### [To do]
Write out exactly the lines between the line containing "Read this page and output its text content." and the end of the records, counting both ends, and leave out all pictures.

╭─ Data shown

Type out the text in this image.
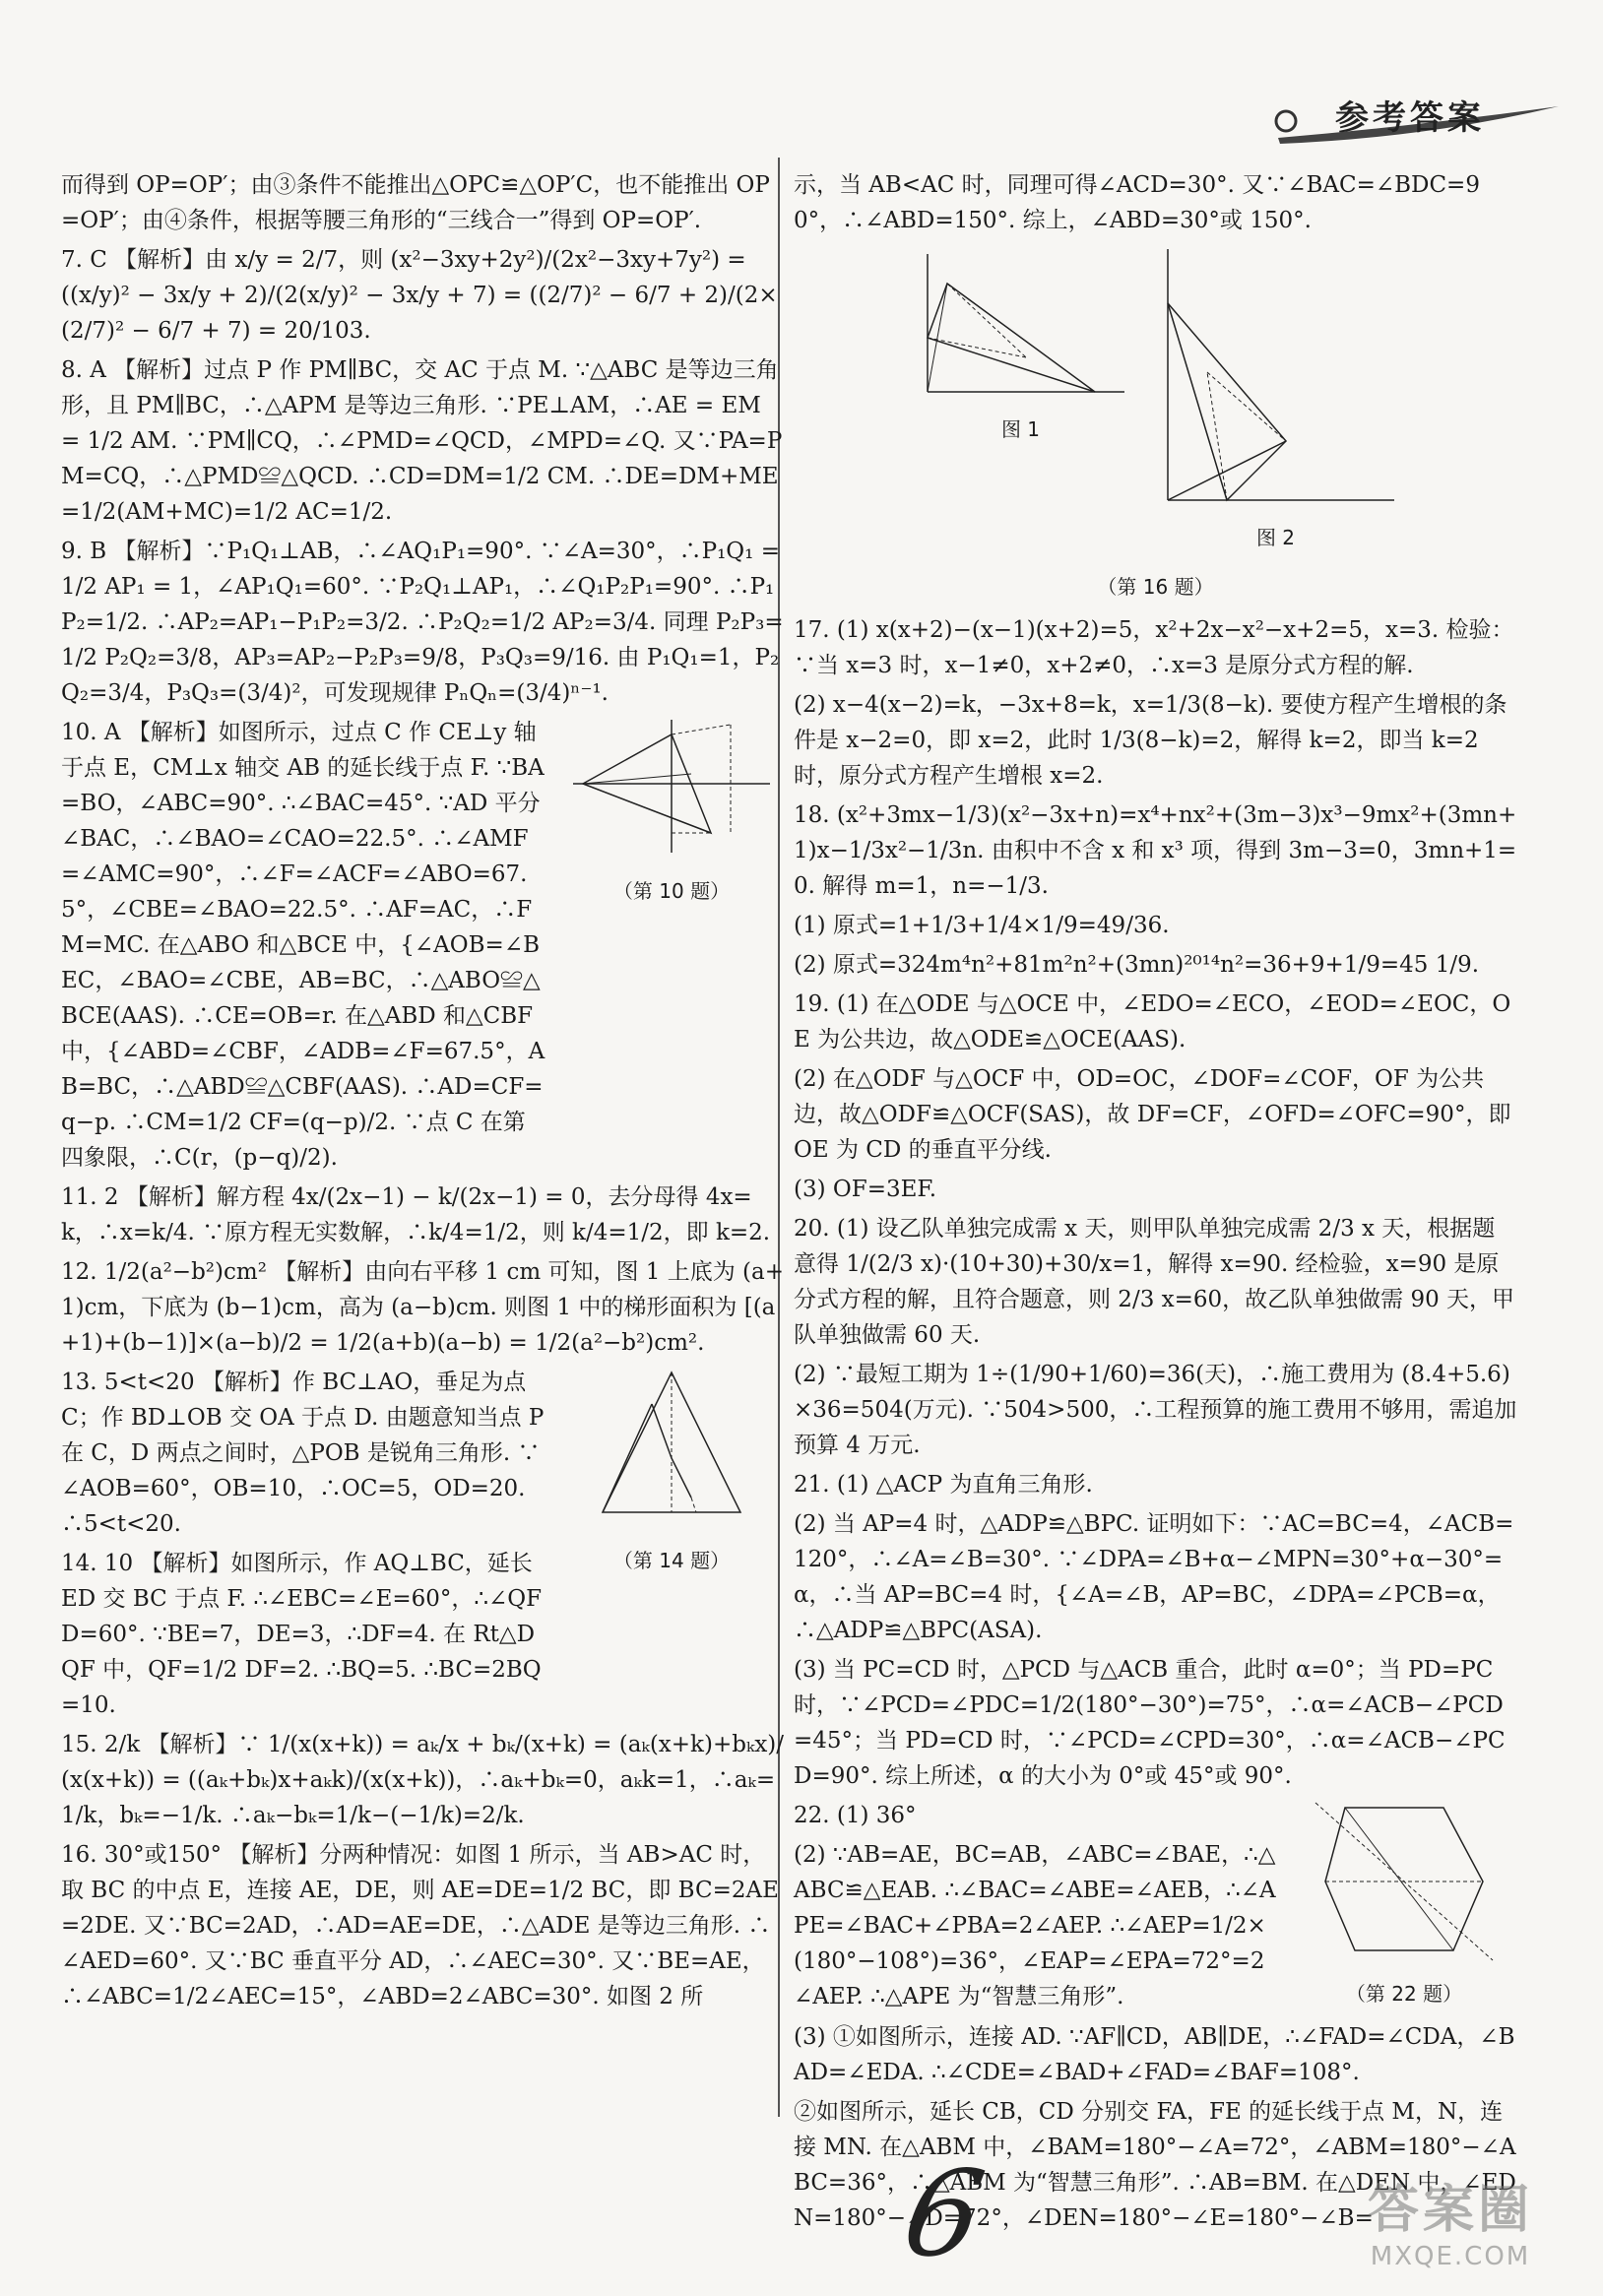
参考答案

而得到 OP=OP′；由③条件不能推出△OPC≌△OP′C，也不能推出 OP=OP′；由④条件，根据等腰三角形的“三线合一”得到 OP=OP′.

7. C 【解析】由 x/y = 2/7，则 (x²−3xy+2y²)/(2x²−3xy+7y²) = ((x/y)² − 3x/y + 2)/(2(x/y)² − 3x/y + 7) = ((2/7)² − 6/7 + 2)/(2×(2/7)² − 6/7 + 7) = 20/103.

8. A 【解析】过点 P 作 PM∥BC，交 AC 于点 M. ∵△ABC 是等边三角形，且 PM∥BC，∴△APM 是等边三角形. ∵PE⊥AM，∴AE = EM = 1/2 AM. ∵PM∥CQ，∴∠PMD=∠QCD，∠MPD=∠Q. 又∵PA=PM=CQ，∴△PMD≌△QCD. ∴CD=DM=1/2 CM. ∴DE=DM+ME=1/2(AM+MC)=1/2 AC=1/2.

9. B 【解析】∵P₁Q₁⊥AB，∴∠AQ₁P₁=90°. ∵∠A=30°，∴P₁Q₁ = 1/2 AP₁ = 1，∠AP₁Q₁=60°. ∵P₂Q₁⊥AP₁，∴∠Q₁P₂P₁=90°. ∴P₁P₂=1/2. ∴AP₂=AP₁−P₁P₂=3/2. ∴P₂Q₂=1/2 AP₂=3/4. 同理 P₂P₃=1/2 P₂Q₂=3/8，AP₃=AP₂−P₂P₃=9/8，P₃Q₃=9/16. 由 P₁Q₁=1，P₂Q₂=3/4，P₃Q₃=(3/4)²，可发现规律 PₙQₙ=(3/4)ⁿ⁻¹.

10. A 【解析】如图所示，过点 C 作 CE⊥y 轴于点 E，CM⊥x 轴交 AB 的延长线于点 F. ∵BA=BO，∠ABC=90°. ∴∠BAC=45°. ∵AD 平分∠BAC，∴∠BAO=∠CAO=22.5°. ∴∠AMF=∠AMC=90°，∴∠F=∠ACF=∠ABO=67.5°，∠CBE=∠BAO=22.5°. ∴AF=AC，∴FM=MC. 在△ABO 和△BCE 中，{∠AOB=∠BEC，∠BAO=∠CBE，AB=BC，∴△ABO≌△BCE(AAS). ∴CE=OB=r. 在△ABD 和△CBF 中，{∠ABD=∠CBF，∠ADB=∠F=67.5°，AB=BC，∴△ABD≌△CBF(AAS). ∴AD=CF=q−p. ∴CM=1/2 CF=(q−p)/2. ∵点 C 在第四象限，∴C(r，(p−q)/2).

（第 10 题）

11. 2 【解析】解方程 4x/(2x−1) − k/(2x−1) = 0，去分母得 4x=k，∴x=k/4. ∵原方程无实数解，∴k/4=1/2，则 k/4=1/2，即 k=2.

12. 1/2(a²−b²)cm² 【解析】由向右平移 1 cm 可知，图 1 上底为 (a+1)cm，下底为 (b−1)cm，高为 (a−b)cm. 则图 1 中的梯形面积为 [(a+1)+(b−1)]×(a−b)/2 = 1/2(a+b)(a−b) = 1/2(a²−b²)cm².

13. 5<t<20 【解析】作 BC⊥AO，垂足为点 C；作 BD⊥OB 交 OA 于点 D. 由题意知当点 P 在 C，D 两点之间时，△POB 是锐角三角形. ∵∠AOB=60°，OB=10，∴OC=5，OD=20. ∴5<t<20.

14. 10 【解析】如图所示，作 AQ⊥BC，延长 ED 交 BC 于点 F. ∴∠EBC=∠E=60°，∴∠QFD=60°. ∵BE=7，DE=3，∴DF=4. 在 Rt△DQF 中，QF=1/2 DF=2. ∴BQ=5. ∴BC=2BQ=10.

（第 14 题）

15. 2/k 【解析】∵ 1/(x(x+k)) = aₖ/x + bₖ/(x+k) = (aₖ(x+k)+bₖx)/(x(x+k)) = ((aₖ+bₖ)x+aₖk)/(x(x+k))，∴aₖ+bₖ=0，aₖk=1，∴aₖ=1/k，bₖ=−1/k. ∴aₖ−bₖ=1/k−(−1/k)=2/k.

16. 30°或150° 【解析】分两种情况：如图 1 所示，当 AB>AC 时，取 BC 的中点 E，连接 AE，DE，则 AE=DE=1/2 BC，即 BC=2AE=2DE. 又∵BC=2AD，∴AD=AE=DE，∴△ADE 是等边三角形. ∴∠AED=60°. 又∵BC 垂直平分 AD，∴∠AEC=30°. 又∵BE=AE，∴∠ABC=1/2∠AEC=15°，∠ABD=2∠ABC=30°. 如图 2 所

示，当 AB<AC 时，同理可得∠ACD=30°. 又∵∠BAC=∠BDC=90°，∴∠ABD=150°. 综上，∠ABD=30°或 150°.

图 1
图 2
（第 16 题）

17. (1) x(x+2)−(x−1)(x+2)=5，x²+2x−x²−x+2=5，x=3. 检验：∵当 x=3 时，x−1≠0，x+2≠0，∴x=3 是原分式方程的解.

(2) x−4(x−2)=k，−3x+8=k，x=1/3(8−k). 要使方程产生增根的条件是 x−2=0，即 x=2，此时 1/3(8−k)=2，解得 k=2，即当 k=2 时，原分式方程产生增根 x=2.

18. (x²+3mx−1/3)(x²−3x+n)=x⁴+nx²+(3m−3)x³−9mx²+(3mn+1)x−1/3x²−1/3n. 由积中不含 x 和 x³ 项，得到 3m−3=0，3mn+1=0. 解得 m=1，n=−1/3.

(1) 原式=1+1/3+1/4×1/9=49/36.

(2) 原式=324m⁴n²+81m²n²+(3mn)²⁰¹⁴n²=36+9+1/9=45 1/9.

19. (1) 在△ODE 与△OCE 中，∠EDO=∠ECO，∠EOD=∠EOC，OE 为公共边，故△ODE≌△OCE(AAS).

(2) 在△ODF 与△OCF 中，OD=OC，∠DOF=∠COF，OF 为公共边，故△ODF≌△OCF(SAS)，故 DF=CF，∠OFD=∠OFC=90°，即 OE 为 CD 的垂直平分线.

(3) OF=3EF.

20. (1) 设乙队单独完成需 x 天，则甲队单独完成需 2/3 x 天，根据题意得 1/(2/3 x)·(10+30)+30/x=1，解得 x=90. 经检验，x=90 是原分式方程的解，且符合题意，则 2/3 x=60，故乙队单独做需 90 天，甲队单独做需 60 天.

(2) ∵最短工期为 1÷(1/90+1/60)=36(天)，∴施工费用为 (8.4+5.6)×36=504(万元). ∵504>500，∴工程预算的施工费用不够用，需追加预算 4 万元.

21. (1) △ACP 为直角三角形.

(2) 当 AP=4 时，△ADP≌△BPC. 证明如下：∵AC=BC=4，∠ACB=120°，∴∠A=∠B=30°. ∵∠DPA=∠B+α−∠MPN=30°+α−30°=α，∴当 AP=BC=4 时，{∠A=∠B，AP=BC，∠DPA=∠PCB=α，∴△ADP≌△BPC(ASA).

(3) 当 PC=CD 时，△PCD 与△ACB 重合，此时 α=0°；当 PD=PC 时，∵∠PCD=∠PDC=1/2(180°−30°)=75°，∴α=∠ACB−∠PCD=45°；当 PD=CD 时，∵∠PCD=∠CPD=30°，∴α=∠ACB−∠PCD=90°. 综上所述，α 的大小为 0°或 45°或 90°.

22. (1) 36°

(2) ∵AB=AE，BC=AB，∠ABC=∠BAE，∴△ABC≌△EAB. ∴∠BAC=∠ABE=∠AEB，∴∠APE=∠BAC+∠PBA=2∠AEP. ∴∠AEP=1/2×(180°−108°)=36°，∠EAP=∠EPA=72°=2∠AEP. ∴△APE 为“智慧三角形”.	（第 22 题）

(3) ①如图所示，连接 AD. ∵AF∥CD，AB∥DE，∴∠FAD=∠CDA，∠BAD=∠EDA. ∴∠CDE=∠BAD+∠FAD=∠BAF=108°.

②如图所示，延长 CB，CD 分别交 FA，FE 的延长线于点 M，N，连接 MN. 在△ABM 中，∠BAM=180°−∠A=72°，∠ABM=180°−∠ABC=36°，∴△ABM 为“智慧三角形”. ∴AB=BM. 在△DEN 中，∠EDN=180°−∠D=72°，∠DEN=180°−∠E=180°−∠B=

6	答案圈
MXQE.COM
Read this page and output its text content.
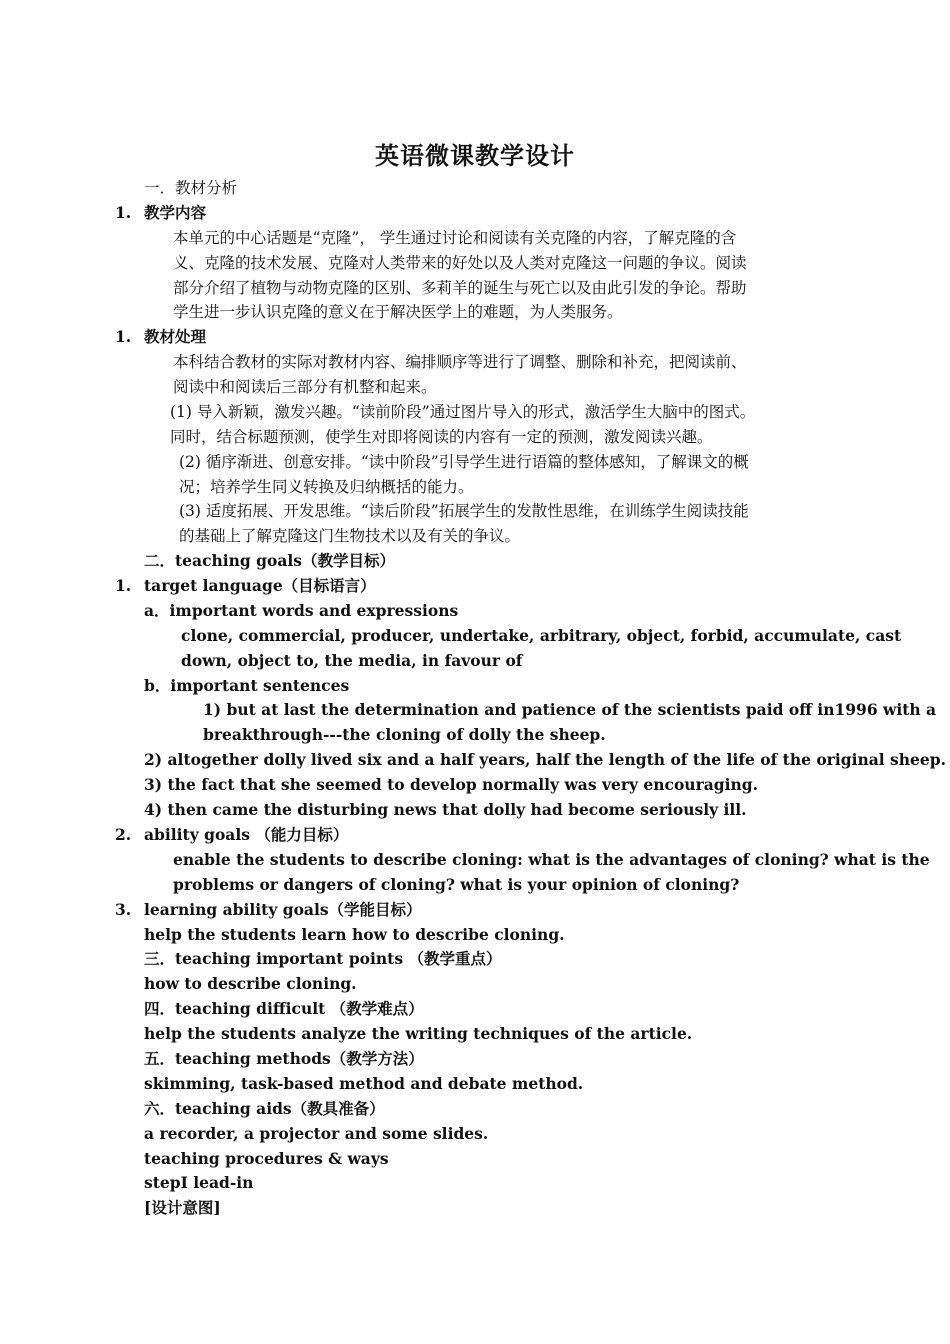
英语微课教学设计
一．教材分析
1. 教学内容
本单元的中心话题是“克隆”， 学生通过讨论和阅读有关克隆的内容，了解克隆的含
义、克隆的技术发展、克隆对人类带来的好处以及人类对克隆这一问题的争议。阅读
部分介绍了植物与动物克隆的区别、多莉羊的诞生与死亡以及由此引发的争论。帮助
学生进一步认识克隆的意义在于解决医学上的难题，为人类服务。
1. 教材处理
本科结合教材的实际对教材内容、编排顺序等进行了调整、删除和补充，把阅读前、
阅读中和阅读后三部分有机整和起来。
(1) 导入新颖，激发兴趣。“读前阶段”通过图片导入的形式，激活学生大脑中的图式。
同时，结合标题预测，使学生对即将阅读的内容有一定的预测，激发阅读兴趣。
(2) 循序渐进、创意安排。“读中阶段”引导学生进行语篇的整体感知，了解课文的概
况；培养学生同义转换及归纳概括的能力。
(3) 适度拓展、开发思维。“读后阶段”拓展学生的发散性思维，在训练学生阅读技能
的基础上了解克隆这门生物技术以及有关的争议。
二．teaching goals（教学目标）
1. target language（目标语言）
a．important words and expressions
clone, commercial, producer, undertake, arbitrary, object, forbid, accumulate, cast
down, object to, the media, in favour of
b．important sentences
1) but at last the determination and patience of the scientists paid off in1996 with a
breakthrough---the cloning of dolly the sheep.
2) altogether dolly lived six and a half years, half the length of the life of the original sheep.
3) the fact that she seemed to develop normally was very encouraging.
4) then came the disturbing news that dolly had become seriously ill.
2. ability goals （能力目标）
enable the students to describe cloning: what is the advantages of cloning? what is the
problems or dangers of cloning? what is your opinion of cloning?
3. learning ability goals（学能目标）
help the students learn how to describe cloning.
三．teaching important points （教学重点）
how to describe cloning.
四．teaching difficult （教学难点）
help the students analyze the writing techniques of the article.
五．teaching methods（教学方法）
skimming, task-based method and debate method.
六．teaching aids（教具准备）
a recorder, a projector and some slides.
teaching procedures & ways
stepⅠ lead-in
[设计意图]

╰─

### [Answer to this problem]
Read this page and output its text content.
英语微课教学设计
一．教材分析
1. 教学内容
本单元的中心话题是“克隆”， 学生通过讨论和阅读有关克隆的内容，了解克隆的含
义、克隆的技术发展、克隆对人类带来的好处以及人类对克隆这一问题的争议。阅读
部分介绍了植物与动物克隆的区别、多莉羊的诞生与死亡以及由此引发的争论。帮助
学生进一步认识克隆的意义在于解决医学上的难题，为人类服务。
1. 教材处理
本科结合教材的实际对教材内容、编排顺序等进行了调整、删除和补充，把阅读前、
阅读中和阅读后三部分有机整和起来。
(1) 导入新颖，激发兴趣。“读前阶段”通过图片导入的形式，激活学生大脑中的图式。
同时，结合标题预测，使学生对即将阅读的内容有一定的预测，激发阅读兴趣。
(2) 循序渐进、创意安排。“读中阶段”引导学生进行语篇的整体感知，了解课文的概
况；培养学生同义转换及归纳概括的能力。
(3) 适度拓展、开发思维。“读后阶段”拓展学生的发散性思维，在训练学生阅读技能
的基础上了解克隆这门生物技术以及有关的争议。
二．teaching goals（教学目标）
1. target language（目标语言）
a．important words and expressions
clone, commercial, producer, undertake, arbitrary, object, forbid, accumulate, cast
down, object to, the media, in favour of
b．important sentences
1) but at last the determination and patience of the scientists paid off in1996 with a
breakthrough---the cloning of dolly the sheep.
2) altogether dolly lived six and a half years, half the length of the life of the original sheep.
3) the fact that she seemed to develop normally was very encouraging.
4) then came the disturbing news that dolly had become seriously ill.
2. ability goals （能力目标）
enable the students to describe cloning: what is the advantages of cloning? what is the
problems or dangers of cloning? what is your opinion of cloning?
3. learning ability goals（学能目标）
help the students learn how to describe cloning.
三．teaching important points （教学重点）
how to describe cloning.
四．teaching difficult （教学难点）
help the students analyze the writing techniques of the article.
五．teaching methods（教学方法）
skimming, task-based method and debate method.
六．teaching aids（教具准备）
a recorder, a projector and some slides.
teaching procedures & ways
stepⅠ lead-in
[设计意图]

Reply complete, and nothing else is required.